■ **TASK MATERIAL**
____________________

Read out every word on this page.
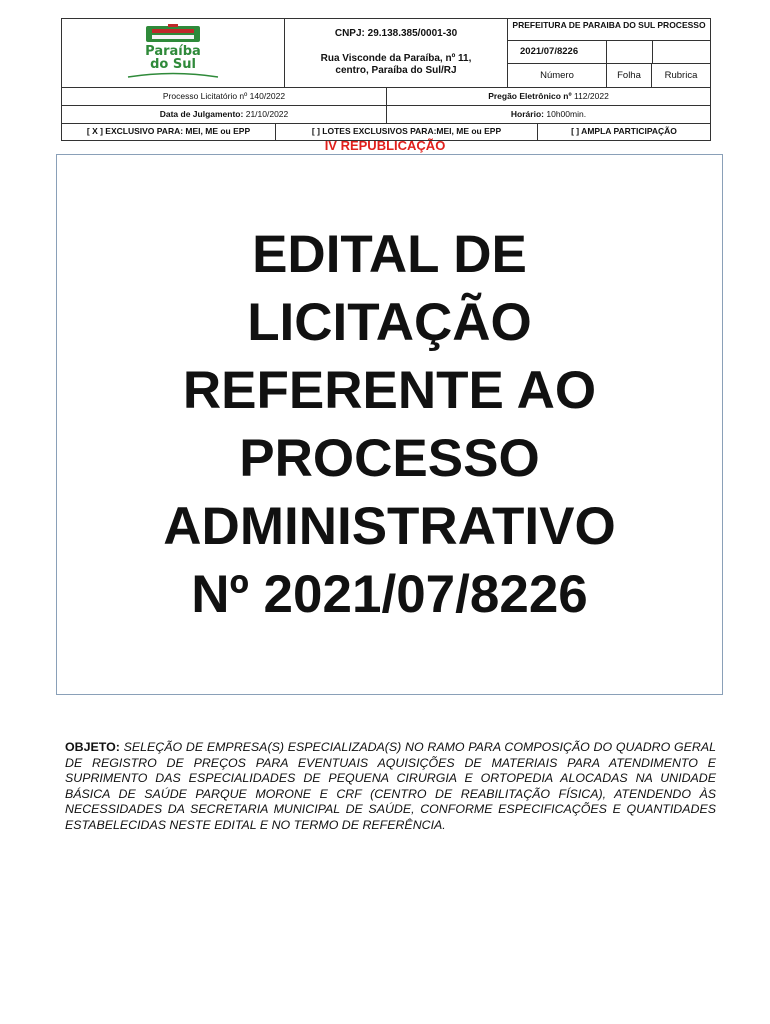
Paraíba
do Sul
CNPJ: 29.138.385/0001-30
Rua Visconde da Paraíba, nº 11, centro, Paraíba do Sul/RJ
PREFEITURA DE PARAIBA DO SUL PROCESSO
2021/07/8226
Número	Folha	Rubrica
Processo Licitatório nº 140/2022	Pregão Eletrônico nº 112/2022
Data de Julgamento: 21/10/2022	Horário: 10h00min.
[ X ] EXCLUSIVO PARA: MEI, ME ou EPP	[ ] LOTES EXCLUSIVOS PARA:MEI, ME ou EPP	[ ] AMPLA PARTICIPAÇÃO
IV REPUBLICAÇÃO
EDITAL DE
LICITAÇÃO
REFERENTE AO
PROCESSO
ADMINISTRATIVO
Nº 2021/07/8226
OBJETO: SELEÇÃO DE EMPRESA(S) ESPECIALIZADA(S) NO RAMO PARA COMPOSIÇÃO DO QUADRO GERAL DE REGISTRO DE PREÇOS PARA EVENTUAIS AQUISIÇÕES DE MATERIAIS PARA ATENDIMENTO E SUPRIMENTO DAS ESPECIALIDADES DE PEQUENA CIRURGIA E ORTOPEDIA ALOCADAS NA UNIDADE BÁSICA DE SAÚDE PARQUE MORONE E CRF (CENTRO DE REABILITAÇÃO FÍSICA), ATENDENDO ÀS NECESSIDADES DA SECRETARIA MUNICIPAL DE SAÚDE, CONFORME ESPECIFICAÇÕES E QUANTIDADES ESTABELECIDAS NESTE EDITAL E NO TERMO DE REFERÊNCIA.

____________________

■ **WHAT YOU SHOULD DO**
Show every line of the records above that contains the word "Paraíba".

■ **RESULT OF THE TASK**
Paraíba
Rua Visconde da Paraíba, nº 11, centro, Paraíba do Sul/RJ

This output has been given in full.